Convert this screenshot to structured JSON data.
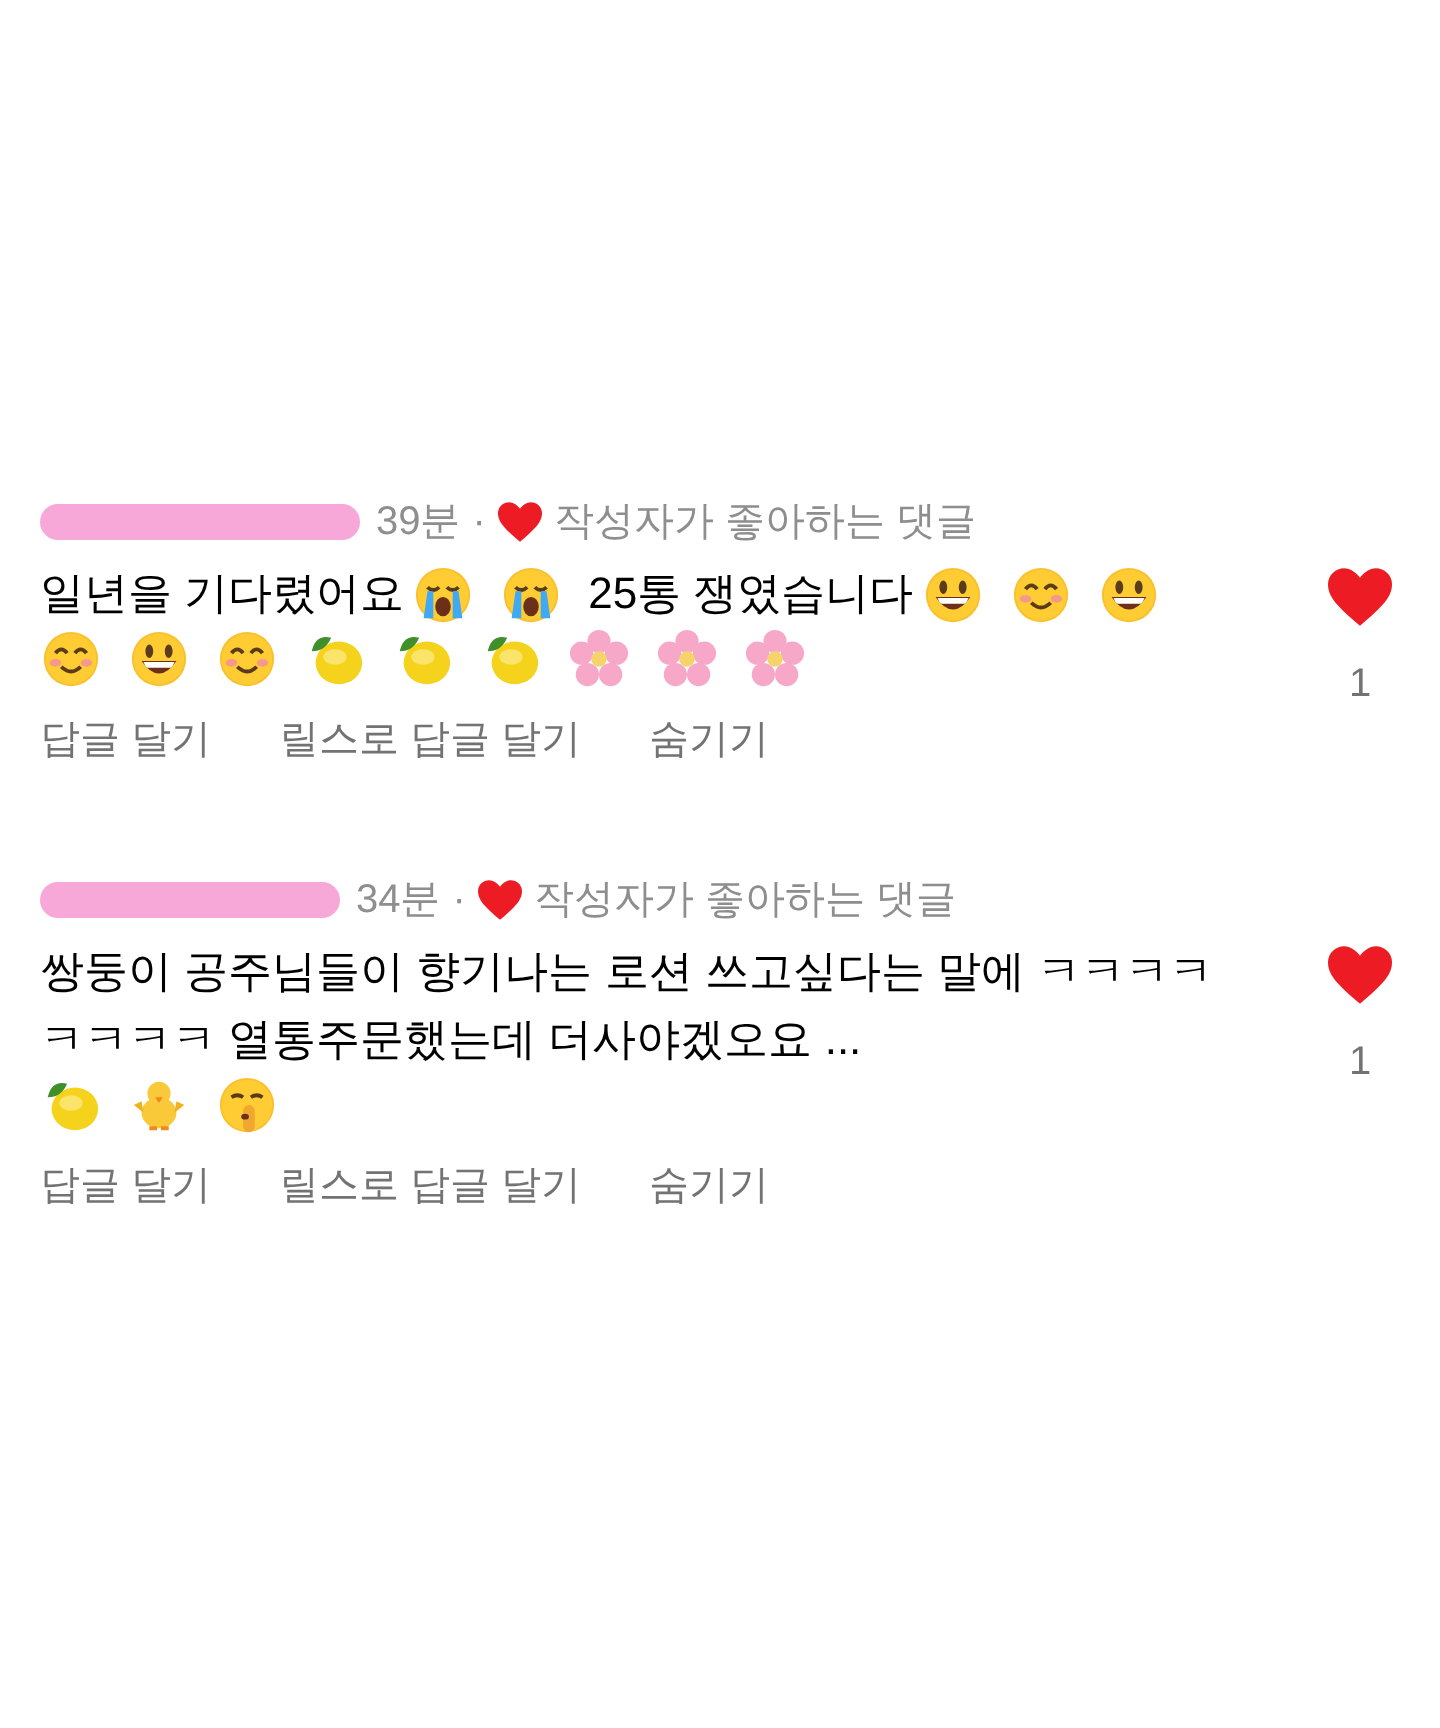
{
  "comments": [
    {
      "time": "39분",
      "separator": "·",
      "author_liked": true,
      "author_liked_label": "작성자가 좋아하는 댓글",
      "liked": true,
      "like_count": "1",
      "body": [
        {
          "kind": "text",
          "text": "일년을 기다렸어요"
        },
        {
          "kind": "crying"
        },
        {
          "kind": "crying"
        },
        {
          "kind": "text",
          "text": "25통 쟁였습니다"
        },
        {
          "kind": "grin"
        },
        {
          "kind": "blush"
        },
        {
          "kind": "grin"
        },
        {
          "kind": "blush"
        },
        {
          "kind": "grin"
        },
        {
          "kind": "blush"
        },
        {
          "kind": "lemon"
        },
        {
          "kind": "lemon"
        },
        {
          "kind": "lemon"
        },
        {
          "kind": "blossom"
        },
        {
          "kind": "blossom"
        },
        {
          "kind": "blossom"
        }
      ],
      "actions": [
        "답글 달기",
        "릴스로 답글 달기",
        "숨기기"
      ]
    },
    {
      "time": "34분",
      "separator": "·",
      "author_liked": true,
      "author_liked_label": "작성자가 좋아하는 댓글",
      "liked": true,
      "like_count": "1",
      "body": [
        {
          "kind": "text",
          "text": "쌍둥이 공주님들이 향기나는 로션 쓰고싶다는 말에 ㅋㅋㅋㅋㅋㅋㅋㅋ 열통주문했는데 더사야겠오요 ..."
        },
        {
          "kind": "lemon"
        },
        {
          "kind": "chick"
        },
        {
          "kind": "shush"
        }
      ],
      "actions": [
        "답글 달기",
        "릴스로 답글 달기",
        "숨기기"
      ]
    }
  ]
}
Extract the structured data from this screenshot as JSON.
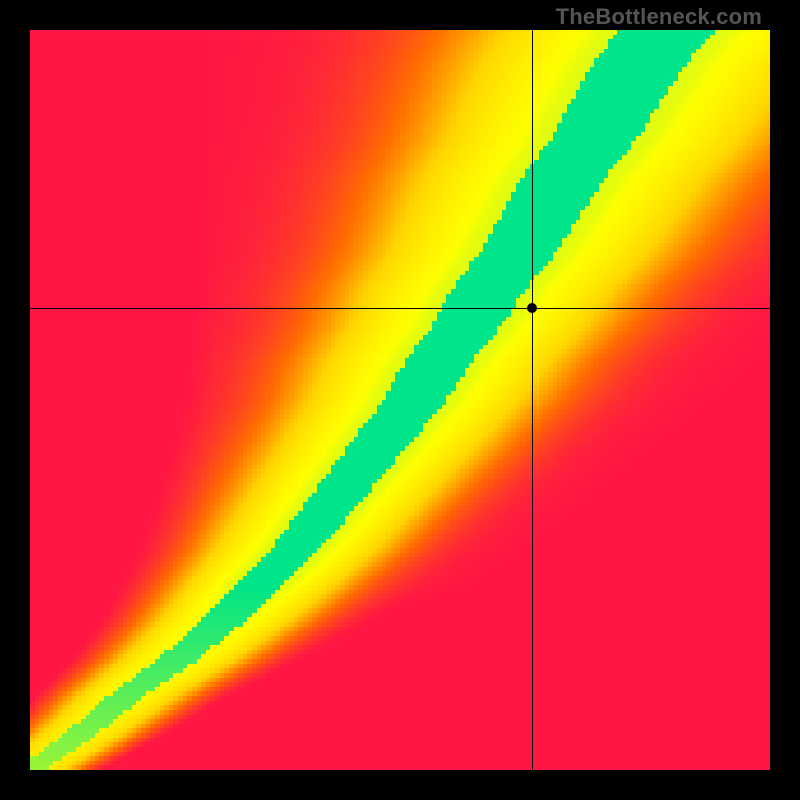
{
  "watermark": "TheBottleneck.com",
  "chart_data": {
    "type": "heatmap",
    "title": "",
    "xlabel": "",
    "ylabel": "",
    "xlim": [
      0,
      1
    ],
    "ylim": [
      0,
      1
    ],
    "grid": false,
    "legend": false,
    "crosshair": {
      "x": 0.678,
      "y": 0.625
    },
    "marker": {
      "x": 0.678,
      "y": 0.625
    },
    "green_ridge_x_for_y": [
      [
        0.0,
        0.0
      ],
      [
        0.05,
        0.07
      ],
      [
        0.1,
        0.13
      ],
      [
        0.15,
        0.2
      ],
      [
        0.2,
        0.26
      ],
      [
        0.25,
        0.31
      ],
      [
        0.3,
        0.36
      ],
      [
        0.35,
        0.4
      ],
      [
        0.4,
        0.44
      ],
      [
        0.45,
        0.48
      ],
      [
        0.5,
        0.52
      ],
      [
        0.55,
        0.55
      ],
      [
        0.6,
        0.59
      ],
      [
        0.65,
        0.62
      ],
      [
        0.7,
        0.66
      ],
      [
        0.75,
        0.69
      ],
      [
        0.8,
        0.72
      ],
      [
        0.85,
        0.76
      ],
      [
        0.9,
        0.79
      ],
      [
        0.95,
        0.82
      ],
      [
        1.0,
        0.86
      ]
    ],
    "colorscale": [
      [
        0.0,
        "#ff1744"
      ],
      [
        0.25,
        "#ff6d00"
      ],
      [
        0.5,
        "#ffd600"
      ],
      [
        0.75,
        "#ffff00"
      ],
      [
        1.0,
        "#00e589"
      ]
    ],
    "resolution": 160
  }
}
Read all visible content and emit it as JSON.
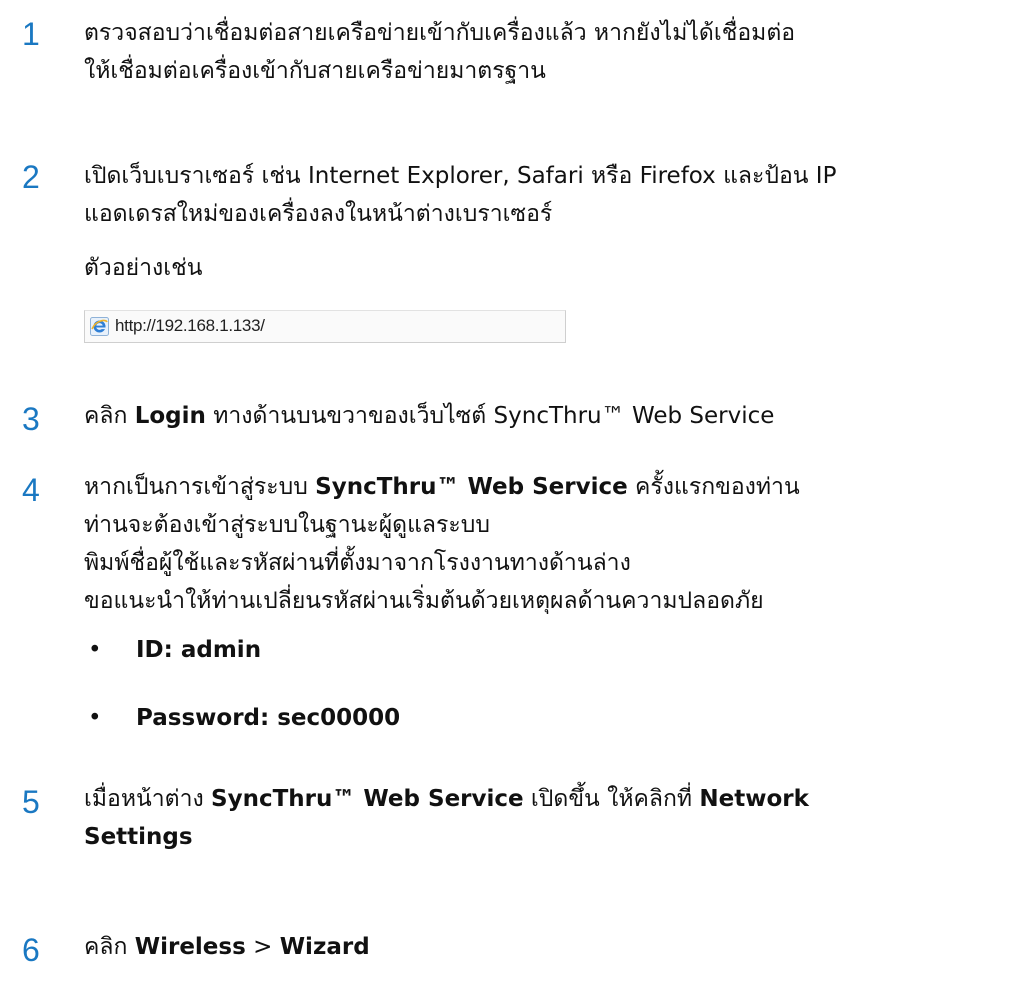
{
  "steps": [
    {
      "number": "1",
      "line1": "ตรวจสอบว่าเชื่อมต่อสายเครือข่ายเข้ากับเครื่องแล้ว หากยังไม่ได้เชื่อมต่อ",
      "line2": "ให้เชื่อมต่อเครื่องเข้ากับสายเครือข่ายมาตรฐาน"
    },
    {
      "number": "2",
      "line1": "เปิดเว็บเบราเซอร์ เช่น Internet Explorer, Safari หรือ Firefox และป้อน IP",
      "line2": "แอดเดรสใหม่ของเครื่องลงในหน้าต่างเบราเซอร์",
      "example_label": "ตัวอย่างเช่น",
      "example_url": "http://192.168.1.133/"
    },
    {
      "number": "3",
      "pre": "คลิก ",
      "bold": "Login",
      "post": " ทางด้านบนขวาของเว็บไซต์ SyncThru™ Web Service"
    },
    {
      "number": "4",
      "line1_pre": "หากเป็นการเข้าสู่ระบบ ",
      "line1_bold": "SyncThru™ Web Service",
      "line1_post": " ครั้งแรกของท่าน",
      "line2": "ท่านจะต้องเข้าสู่ระบบในฐานะผู้ดูแลระบบ",
      "line3": "พิมพ์ชื่อผู้ใช้และรหัสผ่านที่ตั้งมาจากโรงงานทางด้านล่าง",
      "line4": "ขอแนะนำให้ท่านเปลี่ยนรหัสผ่านเริ่มต้นด้วยเหตุผลด้านความปลอดภัย",
      "bullet_char": "•",
      "bullets": [
        "ID: admin",
        "Password: sec00000"
      ]
    },
    {
      "number": "5",
      "line1_pre": "เมื่อหน้าต่าง ",
      "line1_bold1": "SyncThru™ Web Service",
      "line1_mid": " เปิดขึ้น ให้คลิกที่ ",
      "line1_bold2": "Network",
      "line2_bold": "Settings"
    },
    {
      "number": "6",
      "pre": "คลิก ",
      "bold1": "Wireless",
      "mid": " > ",
      "bold2": "Wizard"
    }
  ],
  "colors": {
    "step_number": "#1a78c2",
    "text": "#111111"
  },
  "icons": {
    "browser_icon": "internet-explorer-icon"
  }
}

(THE REQUEST) Pictures stay out; repeat all the rest of the records exactly.

(FINISHED EXERCISE)
Convert this screenshot to structured JSON data.
{
  "comments": [
    {
      "time": "39분",
      "separator": "·",
      "author_liked": true,
      "author_liked_label": "작성자가 좋아하는 댓글",
      "liked": true,
      "like_count": "1",
      "body": [
        {
          "kind": "text",
          "text": "일년을 기다렸어요"
        },
        {
          "kind": "crying"
        },
        {
          "kind": "crying"
        },
        {
          "kind": "text",
          "text": "25통 쟁였습니다"
        },
        {
          "kind": "grin"
        },
        {
          "kind": "blush"
        },
        {
          "kind": "grin"
        },
        {
          "kind": "blush"
        },
        {
          "kind": "grin"
        },
        {
          "kind": "blush"
        },
        {
          "kind": "lemon"
        },
        {
          "kind": "lemon"
        },
        {
          "kind": "lemon"
        },
        {
          "kind": "blossom"
        },
        {
          "kind": "blossom"
        },
        {
          "kind": "blossom"
        }
      ],
      "actions": [
        "답글 달기",
        "릴스로 답글 달기",
        "숨기기"
      ]
    },
    {
      "time": "34분",
      "separator": "·",
      "author_liked": true,
      "author_liked_label": "작성자가 좋아하는 댓글",
      "liked": true,
      "like_count": "1",
      "body": [
        {
          "kind": "text",
          "text": "쌍둥이 공주님들이 향기나는 로션 쓰고싶다는 말에 ㅋㅋㅋㅋㅋㅋㅋㅋ 열통주문했는데 더사야겠오요 ..."
        },
        {
          "kind": "lemon"
        },
        {
          "kind": "chick"
        },
        {
          "kind": "shush"
        }
      ],
      "actions": [
        "답글 달기",
        "릴스로 답글 달기",
        "숨기기"
      ]
    }
  ]
}
Extract the structured data from this screenshot as JSON.
{
  "watermark": "TheBottleneck.com",
  "chart_data": {
    "type": "heatmap",
    "title": "",
    "xlabel": "",
    "ylabel": "",
    "xlim": [
      0,
      1
    ],
    "ylim": [
      0,
      1
    ],
    "grid": false,
    "legend": false,
    "crosshair": {
      "x": 0.678,
      "y": 0.625
    },
    "marker": {
      "x": 0.678,
      "y": 0.625
    },
    "green_ridge_x_for_y": [
      [
        0.0,
        0.0
      ],
      [
        0.05,
        0.07
      ],
      [
        0.1,
        0.13
      ],
      [
        0.15,
        0.2
      ],
      [
        0.2,
        0.26
      ],
      [
        0.25,
        0.31
      ],
      [
        0.3,
        0.36
      ],
      [
        0.35,
        0.4
      ],
      [
        0.4,
        0.44
      ],
      [
        0.45,
        0.48
      ],
      [
        0.5,
        0.52
      ],
      [
        0.55,
        0.55
      ],
      [
        0.6,
        0.59
      ],
      [
        0.65,
        0.62
      ],
      [
        0.7,
        0.66
      ],
      [
        0.75,
        0.69
      ],
      [
        0.8,
        0.72
      ],
      [
        0.85,
        0.76
      ],
      [
        0.9,
        0.79
      ],
      [
        0.95,
        0.82
      ],
      [
        1.0,
        0.86
      ]
    ],
    "colorscale": [
      [
        0.0,
        "#ff1744"
      ],
      [
        0.25,
        "#ff6d00"
      ],
      [
        0.5,
        "#ffd600"
      ],
      [
        0.75,
        "#ffff00"
      ],
      [
        1.0,
        "#00e589"
      ]
    ],
    "resolution": 160
  }
}
Read all visible content and emit it as JSON.
{
  "steps": [
    {
      "number": "1",
      "line1": "ตรวจสอบว่าเชื่อมต่อสายเครือข่ายเข้ากับเครื่องแล้ว หากยังไม่ได้เชื่อมต่อ",
      "line2": "ให้เชื่อมต่อเครื่องเข้ากับสายเครือข่ายมาตรฐาน"
    },
    {
      "number": "2",
      "line1": "เปิดเว็บเบราเซอร์ เช่น Internet Explorer, Safari หรือ Firefox และป้อน IP",
      "line2": "แอดเดรสใหม่ของเครื่องลงในหน้าต่างเบราเซอร์",
      "example_label": "ตัวอย่างเช่น",
      "example_url": "http://192.168.1.133/"
    },
    {
      "number": "3",
      "pre": "คลิก ",
      "bold": "Login",
      "post": " ทางด้านบนขวาของเว็บไซต์ SyncThru™ Web Service"
    },
    {
      "number": "4",
      "line1_pre": "หากเป็นการเข้าสู่ระบบ ",
      "line1_bold": "SyncThru™ Web Service",
      "line1_post": " ครั้งแรกของท่าน",
      "line2": "ท่านจะต้องเข้าสู่ระบบในฐานะผู้ดูแลระบบ",
      "line3": "พิมพ์ชื่อผู้ใช้และรหัสผ่านที่ตั้งมาจากโรงงานทางด้านล่าง",
      "line4": "ขอแนะนำให้ท่านเปลี่ยนรหัสผ่านเริ่มต้นด้วยเหตุผลด้านความปลอดภัย",
      "bullet_char": "•",
      "bullets": [
        "ID: admin",
        "Password: sec00000"
      ]
    },
    {
      "number": "5",
      "line1_pre": "เมื่อหน้าต่าง ",
      "line1_bold1": "SyncThru™ Web Service",
      "line1_mid": " เปิดขึ้น ให้คลิกที่ ",
      "line1_bold2": "Network",
      "line2_bold": "Settings"
    },
    {
      "number": "6",
      "pre": "คลิก ",
      "bold1": "Wireless",
      "mid": " > ",
      "bold2": "Wizard"
    }
  ],
  "colors": {
    "step_number": "#1a78c2",
    "text": "#111111"
  },
  "icons": {
    "browser_icon": "internet-explorer-icon"
  }
}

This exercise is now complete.